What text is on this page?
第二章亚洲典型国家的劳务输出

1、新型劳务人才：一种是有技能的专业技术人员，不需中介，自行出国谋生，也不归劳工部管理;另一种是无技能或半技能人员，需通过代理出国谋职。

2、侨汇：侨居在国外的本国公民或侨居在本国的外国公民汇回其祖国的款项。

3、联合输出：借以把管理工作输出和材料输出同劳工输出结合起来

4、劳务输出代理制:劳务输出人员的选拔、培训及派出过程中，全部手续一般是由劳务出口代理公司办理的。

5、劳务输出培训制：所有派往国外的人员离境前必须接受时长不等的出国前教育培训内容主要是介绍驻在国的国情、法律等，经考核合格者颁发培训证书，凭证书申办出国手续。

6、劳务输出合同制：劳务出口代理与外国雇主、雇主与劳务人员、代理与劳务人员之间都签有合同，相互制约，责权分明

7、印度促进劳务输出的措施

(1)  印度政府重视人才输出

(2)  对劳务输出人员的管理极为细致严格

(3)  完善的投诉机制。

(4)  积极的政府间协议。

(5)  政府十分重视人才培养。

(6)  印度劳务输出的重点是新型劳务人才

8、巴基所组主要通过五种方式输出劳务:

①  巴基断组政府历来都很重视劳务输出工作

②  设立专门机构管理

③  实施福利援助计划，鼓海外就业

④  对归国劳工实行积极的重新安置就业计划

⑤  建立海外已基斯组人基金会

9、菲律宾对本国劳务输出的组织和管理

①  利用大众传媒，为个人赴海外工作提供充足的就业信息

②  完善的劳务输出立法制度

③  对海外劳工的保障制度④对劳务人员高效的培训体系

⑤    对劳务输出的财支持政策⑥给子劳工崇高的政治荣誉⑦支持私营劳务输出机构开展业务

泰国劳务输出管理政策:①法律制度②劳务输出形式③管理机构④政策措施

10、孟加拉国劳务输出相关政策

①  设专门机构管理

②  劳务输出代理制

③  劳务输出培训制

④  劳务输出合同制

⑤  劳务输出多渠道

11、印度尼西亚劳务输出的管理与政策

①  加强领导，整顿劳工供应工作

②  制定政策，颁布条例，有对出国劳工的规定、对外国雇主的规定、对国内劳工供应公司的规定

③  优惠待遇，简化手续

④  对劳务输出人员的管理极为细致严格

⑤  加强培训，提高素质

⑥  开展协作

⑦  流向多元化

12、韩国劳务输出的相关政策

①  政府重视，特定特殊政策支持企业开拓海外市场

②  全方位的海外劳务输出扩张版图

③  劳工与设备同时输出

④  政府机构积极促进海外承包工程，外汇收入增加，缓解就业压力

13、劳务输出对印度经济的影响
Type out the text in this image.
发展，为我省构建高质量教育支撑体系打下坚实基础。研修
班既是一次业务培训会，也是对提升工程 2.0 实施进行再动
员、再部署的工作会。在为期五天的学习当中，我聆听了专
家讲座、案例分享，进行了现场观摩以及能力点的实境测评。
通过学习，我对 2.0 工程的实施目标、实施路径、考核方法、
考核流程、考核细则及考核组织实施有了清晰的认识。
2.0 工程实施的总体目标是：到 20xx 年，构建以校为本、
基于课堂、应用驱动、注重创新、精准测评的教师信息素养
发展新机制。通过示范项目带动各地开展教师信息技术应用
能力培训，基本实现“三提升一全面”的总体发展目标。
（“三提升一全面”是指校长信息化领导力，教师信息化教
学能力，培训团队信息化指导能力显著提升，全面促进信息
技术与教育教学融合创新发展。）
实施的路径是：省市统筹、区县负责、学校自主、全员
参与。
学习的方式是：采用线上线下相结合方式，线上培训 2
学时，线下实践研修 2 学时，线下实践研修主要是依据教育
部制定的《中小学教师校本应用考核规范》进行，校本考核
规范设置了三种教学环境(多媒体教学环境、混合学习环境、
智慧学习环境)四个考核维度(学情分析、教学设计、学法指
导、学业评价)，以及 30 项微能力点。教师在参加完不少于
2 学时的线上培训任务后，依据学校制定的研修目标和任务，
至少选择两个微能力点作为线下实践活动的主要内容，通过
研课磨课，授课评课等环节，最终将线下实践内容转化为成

__WORK REQUIRED__
Repeat the data exactly. Leave nothing out.

__COMPLETED TASK__
What text is on this page?
第二章亚洲典型国家的劳务输出

1、新型劳务人才：一种是有技能的专业技术人员，不需中介，自行出国谋生，也不归劳工部管理;另一种是无技能或半技能人员，需通过代理出国谋职。

2、侨汇：侨居在国外的本国公民或侨居在本国的外国公民汇回其祖国的款项。

3、联合输出：借以把管理工作输出和材料输出同劳工输出结合起来

4、劳务输出代理制:劳务输出人员的选拔、培训及派出过程中，全部手续一般是由劳务出口代理公司办理的。

5、劳务输出培训制：所有派往国外的人员离境前必须接受时长不等的出国前教育培训内容主要是介绍驻在国的国情、法律等，经考核合格者颁发培训证书，凭证书申办出国手续。

6、劳务输出合同制：劳务出口代理与外国雇主、雇主与劳务人员、代理与劳务人员之间都签有合同，相互制约，责权分明

7、印度促进劳务输出的措施

(1)  印度政府重视人才输出

(2)  对劳务输出人员的管理极为细致严格

(3)  完善的投诉机制。

(4)  积极的政府间协议。

(5)  政府十分重视人才培养。

(6)  印度劳务输出的重点是新型劳务人才

8、巴基所组主要通过五种方式输出劳务:

①  巴基断组政府历来都很重视劳务输出工作

②  设立专门机构管理

③  实施福利援助计划，鼓海外就业

④  对归国劳工实行积极的重新安置就业计划

⑤  建立海外已基斯组人基金会

9、菲律宾对本国劳务输出的组织和管理

①  利用大众传媒，为个人赴海外工作提供充足的就业信息

②  完善的劳务输出立法制度

③  对海外劳工的保障制度④对劳务人员高效的培训体系

⑤    对劳务输出的财支持政策⑥给子劳工崇高的政治荣誉⑦支持私营劳务输出机构开展业务

泰国劳务输出管理政策:①法律制度②劳务输出形式③管理机构④政策措施

10、孟加拉国劳务输出相关政策

①  设专门机构管理

②  劳务输出代理制

③  劳务输出培训制

④  劳务输出合同制

⑤  劳务输出多渠道

11、印度尼西亚劳务输出的管理与政策

①  加强领导，整顿劳工供应工作

②  制定政策，颁布条例，有对出国劳工的规定、对外国雇主的规定、对国内劳工供应公司的规定

③  优惠待遇，简化手续

④  对劳务输出人员的管理极为细致严格

⑤  加强培训，提高素质

⑥  开展协作

⑦  流向多元化

12、韩国劳务输出的相关政策

①  政府重视，特定特殊政策支持企业开拓海外市场

②  全方位的海外劳务输出扩张版图

③  劳工与设备同时输出

④  政府机构积极促进海外承包工程，外汇收入增加，缓解就业压力

13、劳务输出对印度经济的影响
Type out the text in this image.
发展，为我省构建高质量教育支撑体系打下坚实基础。研修
班既是一次业务培训会，也是对提升工程 2.0 实施进行再动
员、再部署的工作会。在为期五天的学习当中，我聆听了专
家讲座、案例分享，进行了现场观摩以及能力点的实境测评。
通过学习，我对 2.0 工程的实施目标、实施路径、考核方法、
考核流程、考核细则及考核组织实施有了清晰的认识。
2.0 工程实施的总体目标是：到 20xx 年，构建以校为本、
基于课堂、应用驱动、注重创新、精准测评的教师信息素养
发展新机制。通过示范项目带动各地开展教师信息技术应用
能力培训，基本实现“三提升一全面”的总体发展目标。
（“三提升一全面”是指校长信息化领导力，教师信息化教
学能力，培训团队信息化指导能力显著提升，全面促进信息
技术与教育教学融合创新发展。）
实施的路径是：省市统筹、区县负责、学校自主、全员
参与。
学习的方式是：采用线上线下相结合方式，线上培训 2
学时，线下实践研修 2 学时，线下实践研修主要是依据教育
部制定的《中小学教师校本应用考核规范》进行，校本考核
规范设置了三种教学环境(多媒体教学环境、混合学习环境、
智慧学习环境)四个考核维度(学情分析、教学设计、学法指
导、学业评价)，以及 30 项微能力点。教师在参加完不少于
2 学时的线上培训任务后，依据学校制定的研修目标和任务，
至少选择两个微能力点作为线下实践活动的主要内容，通过
研课磨课，授课评课等环节，最终将线下实践内容转化为成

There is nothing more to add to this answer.